** Instruction **
Reproduce all of the data that follows, character for character.

** Entries **

#####

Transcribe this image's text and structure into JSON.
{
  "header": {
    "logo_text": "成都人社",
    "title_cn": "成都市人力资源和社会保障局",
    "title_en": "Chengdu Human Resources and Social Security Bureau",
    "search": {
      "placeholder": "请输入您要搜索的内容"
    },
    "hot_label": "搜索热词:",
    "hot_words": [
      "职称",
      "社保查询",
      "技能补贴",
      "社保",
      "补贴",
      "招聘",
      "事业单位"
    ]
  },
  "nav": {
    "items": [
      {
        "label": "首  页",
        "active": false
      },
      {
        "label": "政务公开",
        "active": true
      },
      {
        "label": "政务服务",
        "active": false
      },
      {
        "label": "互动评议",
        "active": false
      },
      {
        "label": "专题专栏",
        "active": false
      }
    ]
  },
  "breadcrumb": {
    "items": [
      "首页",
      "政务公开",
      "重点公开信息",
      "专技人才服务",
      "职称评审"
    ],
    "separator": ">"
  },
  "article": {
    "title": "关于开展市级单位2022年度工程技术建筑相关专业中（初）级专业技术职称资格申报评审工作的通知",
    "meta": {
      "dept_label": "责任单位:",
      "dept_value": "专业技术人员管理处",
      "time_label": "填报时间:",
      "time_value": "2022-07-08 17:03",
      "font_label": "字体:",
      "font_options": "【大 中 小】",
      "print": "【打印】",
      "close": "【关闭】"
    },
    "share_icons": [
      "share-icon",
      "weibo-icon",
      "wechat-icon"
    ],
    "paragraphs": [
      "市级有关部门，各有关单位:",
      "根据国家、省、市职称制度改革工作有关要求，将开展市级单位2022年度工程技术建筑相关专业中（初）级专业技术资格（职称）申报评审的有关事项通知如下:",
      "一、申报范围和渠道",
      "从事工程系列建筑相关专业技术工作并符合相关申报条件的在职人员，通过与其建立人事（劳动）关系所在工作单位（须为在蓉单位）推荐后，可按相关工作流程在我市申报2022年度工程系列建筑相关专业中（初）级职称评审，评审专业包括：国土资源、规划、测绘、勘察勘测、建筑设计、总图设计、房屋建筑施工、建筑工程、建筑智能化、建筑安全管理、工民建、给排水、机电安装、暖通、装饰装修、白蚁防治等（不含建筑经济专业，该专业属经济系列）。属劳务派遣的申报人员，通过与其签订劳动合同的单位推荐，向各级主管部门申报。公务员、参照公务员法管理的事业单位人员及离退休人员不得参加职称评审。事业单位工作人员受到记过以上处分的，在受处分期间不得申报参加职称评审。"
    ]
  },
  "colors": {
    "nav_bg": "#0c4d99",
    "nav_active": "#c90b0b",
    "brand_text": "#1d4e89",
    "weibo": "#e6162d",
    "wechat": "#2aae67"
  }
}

#####

** Output of the task **
Transcribe this image's text and structure into JSON.
{
  "header": {
    "logo_text": "成都人社",
    "title_cn": "成都市人力资源和社会保障局",
    "title_en": "Chengdu Human Resources and Social Security Bureau",
    "search": {
      "placeholder": "请输入您要搜索的内容"
    },
    "hot_label": "搜索热词:",
    "hot_words": [
      "职称",
      "社保查询",
      "技能补贴",
      "社保",
      "补贴",
      "招聘",
      "事业单位"
    ]
  },
  "nav": {
    "items": [
      {
        "label": "首  页",
        "active": false
      },
      {
        "label": "政务公开",
        "active": true
      },
      {
        "label": "政务服务",
        "active": false
      },
      {
        "label": "互动评议",
        "active": false
      },
      {
        "label": "专题专栏",
        "active": false
      }
    ]
  },
  "breadcrumb": {
    "items": [
      "首页",
      "政务公开",
      "重点公开信息",
      "专技人才服务",
      "职称评审"
    ],
    "separator": ">"
  },
  "article": {
    "title": "关于开展市级单位2022年度工程技术建筑相关专业中（初）级专业技术职称资格申报评审工作的通知",
    "meta": {
      "dept_label": "责任单位:",
      "dept_value": "专业技术人员管理处",
      "time_label": "填报时间:",
      "time_value": "2022-07-08 17:03",
      "font_label": "字体:",
      "font_options": "【大 中 小】",
      "print": "【打印】",
      "close": "【关闭】"
    },
    "share_icons": [
      "share-icon",
      "weibo-icon",
      "wechat-icon"
    ],
    "paragraphs": [
      "市级有关部门，各有关单位:",
      "根据国家、省、市职称制度改革工作有关要求，将开展市级单位2022年度工程技术建筑相关专业中（初）级专业技术资格（职称）申报评审的有关事项通知如下:",
      "一、申报范围和渠道",
      "从事工程系列建筑相关专业技术工作并符合相关申报条件的在职人员，通过与其建立人事（劳动）关系所在工作单位（须为在蓉单位）推荐后，可按相关工作流程在我市申报2022年度工程系列建筑相关专业中（初）级职称评审，评审专业包括：国土资源、规划、测绘、勘察勘测、建筑设计、总图设计、房屋建筑施工、建筑工程、建筑智能化、建筑安全管理、工民建、给排水、机电安装、暖通、装饰装修、白蚁防治等（不含建筑经济专业，该专业属经济系列）。属劳务派遣的申报人员，通过与其签订劳动合同的单位推荐，向各级主管部门申报。公务员、参照公务员法管理的事业单位人员及离退休人员不得参加职称评审。事业单位工作人员受到记过以上处分的，在受处分期间不得申报参加职称评审。"
    ]
  },
  "colors": {
    "nav_bg": "#0c4d99",
    "nav_active": "#c90b0b",
    "brand_text": "#1d4e89",
    "weibo": "#e6162d",
    "wechat": "#2aae67"
  }
}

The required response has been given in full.